* [TEXT BLOCK]
■ ■ ■
Re: Fw: Fw: economic irreducible complexity

Terry M. Gray (grayt@calvin.edu)
Fri, 29 Nov 1996 15:27:44 -0500

Dear Pattle:

All I have to say is that the complexity field is in its infancy espeically
in testing it in real physical/chemical systems. As a biochemist
interested in biological self-organization (protein folding, macromolecular
assembly), I can only say that the Kauffman type analysis rings true to me.
TIME WILL TELL. I am happy to wait and see what happens and now merely say
that it looks promising to me (I think that Kauffman is similarly cautious
if you read him carefully and sympathetically). Why Bradley and Behe are
so quick to dismiss this entire line of thinking is a mystery to me unless
somehow they NEED this anti-evolutionary perspective for their Christian
apologetic.

Tell me, was there anyone there willing to challenge Walter's perspective
or did we have a crowd full of people who already agreed. It seems that
there are many Christian scientists out there that are very intrigued by
these schools of thought (see the review of Kauffman's book in the latest
issues of Perspectives on Science and Christian Faith).

By the way, Horgan is NO complexity theorist--he is acientific journalist
who wrote an anti-complexity essay for Scientific American and now his book
*The End of Science*. It seems to me that his main purpose in writing
these things was simply to yank on people's chains.
■ ■ ■
* [WORK TO COMPLETE] In the email about complexity theory, which journal does Terry M. Gray name as having a review of Kauffman's book? The rows that follow are separate material and have no connection to the email above.

[Data items]
■ ■ ■
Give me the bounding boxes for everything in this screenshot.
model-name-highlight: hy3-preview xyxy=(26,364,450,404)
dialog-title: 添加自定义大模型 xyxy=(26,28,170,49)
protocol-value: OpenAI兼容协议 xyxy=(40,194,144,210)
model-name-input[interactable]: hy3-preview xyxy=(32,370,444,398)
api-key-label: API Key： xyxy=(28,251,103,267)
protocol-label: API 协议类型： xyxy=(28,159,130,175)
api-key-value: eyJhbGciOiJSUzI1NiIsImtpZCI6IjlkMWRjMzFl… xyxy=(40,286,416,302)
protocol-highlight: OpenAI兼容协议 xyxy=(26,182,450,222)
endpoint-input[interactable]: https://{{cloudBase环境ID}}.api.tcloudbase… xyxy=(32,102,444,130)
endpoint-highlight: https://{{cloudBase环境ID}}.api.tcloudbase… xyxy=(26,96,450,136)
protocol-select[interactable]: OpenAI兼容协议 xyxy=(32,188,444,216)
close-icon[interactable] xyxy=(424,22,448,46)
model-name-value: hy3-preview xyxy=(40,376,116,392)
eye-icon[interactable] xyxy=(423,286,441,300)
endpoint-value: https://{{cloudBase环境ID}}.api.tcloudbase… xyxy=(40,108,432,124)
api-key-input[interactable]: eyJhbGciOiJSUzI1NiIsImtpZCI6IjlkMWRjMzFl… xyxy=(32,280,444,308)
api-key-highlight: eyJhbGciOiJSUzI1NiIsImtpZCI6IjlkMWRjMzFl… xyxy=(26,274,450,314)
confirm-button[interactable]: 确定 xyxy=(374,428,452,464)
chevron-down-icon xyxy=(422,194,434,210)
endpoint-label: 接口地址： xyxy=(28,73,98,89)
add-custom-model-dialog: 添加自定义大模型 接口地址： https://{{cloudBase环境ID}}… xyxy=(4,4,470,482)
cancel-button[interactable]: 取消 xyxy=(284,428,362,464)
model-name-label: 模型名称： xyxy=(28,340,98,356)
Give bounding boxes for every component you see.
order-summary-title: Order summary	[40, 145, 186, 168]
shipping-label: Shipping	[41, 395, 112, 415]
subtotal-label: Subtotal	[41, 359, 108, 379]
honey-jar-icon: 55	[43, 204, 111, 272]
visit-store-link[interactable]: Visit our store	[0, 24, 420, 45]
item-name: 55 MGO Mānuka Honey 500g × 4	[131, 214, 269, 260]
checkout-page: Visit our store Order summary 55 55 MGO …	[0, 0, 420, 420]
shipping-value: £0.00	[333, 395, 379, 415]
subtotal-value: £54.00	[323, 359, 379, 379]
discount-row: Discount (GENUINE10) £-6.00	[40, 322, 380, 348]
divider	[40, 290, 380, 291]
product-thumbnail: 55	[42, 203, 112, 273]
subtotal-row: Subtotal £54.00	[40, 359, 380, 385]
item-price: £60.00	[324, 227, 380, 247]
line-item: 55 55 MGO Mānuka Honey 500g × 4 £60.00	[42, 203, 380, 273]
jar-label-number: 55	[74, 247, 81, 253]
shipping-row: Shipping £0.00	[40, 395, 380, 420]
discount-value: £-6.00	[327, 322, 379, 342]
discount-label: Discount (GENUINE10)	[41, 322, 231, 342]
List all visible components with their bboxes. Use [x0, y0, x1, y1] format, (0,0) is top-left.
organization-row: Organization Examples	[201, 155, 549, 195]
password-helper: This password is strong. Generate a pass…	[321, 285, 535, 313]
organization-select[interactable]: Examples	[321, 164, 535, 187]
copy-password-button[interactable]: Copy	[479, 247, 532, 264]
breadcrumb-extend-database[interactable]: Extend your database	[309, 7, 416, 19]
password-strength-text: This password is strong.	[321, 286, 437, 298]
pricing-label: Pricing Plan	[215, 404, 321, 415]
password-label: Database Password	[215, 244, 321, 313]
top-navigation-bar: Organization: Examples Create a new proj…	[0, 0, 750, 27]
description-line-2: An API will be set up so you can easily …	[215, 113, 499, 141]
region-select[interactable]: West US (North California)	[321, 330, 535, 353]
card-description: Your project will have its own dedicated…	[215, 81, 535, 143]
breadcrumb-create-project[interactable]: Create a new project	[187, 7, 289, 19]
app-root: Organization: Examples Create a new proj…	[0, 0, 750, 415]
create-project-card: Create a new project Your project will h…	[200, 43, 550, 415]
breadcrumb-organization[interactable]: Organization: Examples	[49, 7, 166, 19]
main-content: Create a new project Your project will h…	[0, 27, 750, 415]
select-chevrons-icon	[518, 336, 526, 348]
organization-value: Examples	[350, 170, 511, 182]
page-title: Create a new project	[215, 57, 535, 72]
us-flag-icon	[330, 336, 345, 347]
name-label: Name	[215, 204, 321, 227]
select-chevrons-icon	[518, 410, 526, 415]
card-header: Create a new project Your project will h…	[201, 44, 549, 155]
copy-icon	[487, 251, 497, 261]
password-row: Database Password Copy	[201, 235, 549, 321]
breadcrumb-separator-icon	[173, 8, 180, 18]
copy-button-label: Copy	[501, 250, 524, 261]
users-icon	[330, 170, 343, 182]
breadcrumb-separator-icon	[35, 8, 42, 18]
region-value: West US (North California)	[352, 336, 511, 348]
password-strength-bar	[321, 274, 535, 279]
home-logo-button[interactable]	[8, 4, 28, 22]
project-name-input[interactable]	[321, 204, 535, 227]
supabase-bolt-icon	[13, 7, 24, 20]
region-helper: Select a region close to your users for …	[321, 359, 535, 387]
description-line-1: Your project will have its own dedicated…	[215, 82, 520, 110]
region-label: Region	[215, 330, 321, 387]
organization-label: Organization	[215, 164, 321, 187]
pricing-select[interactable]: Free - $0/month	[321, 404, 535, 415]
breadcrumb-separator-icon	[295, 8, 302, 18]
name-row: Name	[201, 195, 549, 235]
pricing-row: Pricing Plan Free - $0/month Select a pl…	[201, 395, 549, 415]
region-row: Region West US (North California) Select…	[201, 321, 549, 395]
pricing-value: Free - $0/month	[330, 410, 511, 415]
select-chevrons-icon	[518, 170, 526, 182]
■ ■ ■
* [ANSWER SECTION] Perspectives on Science and Christian Faith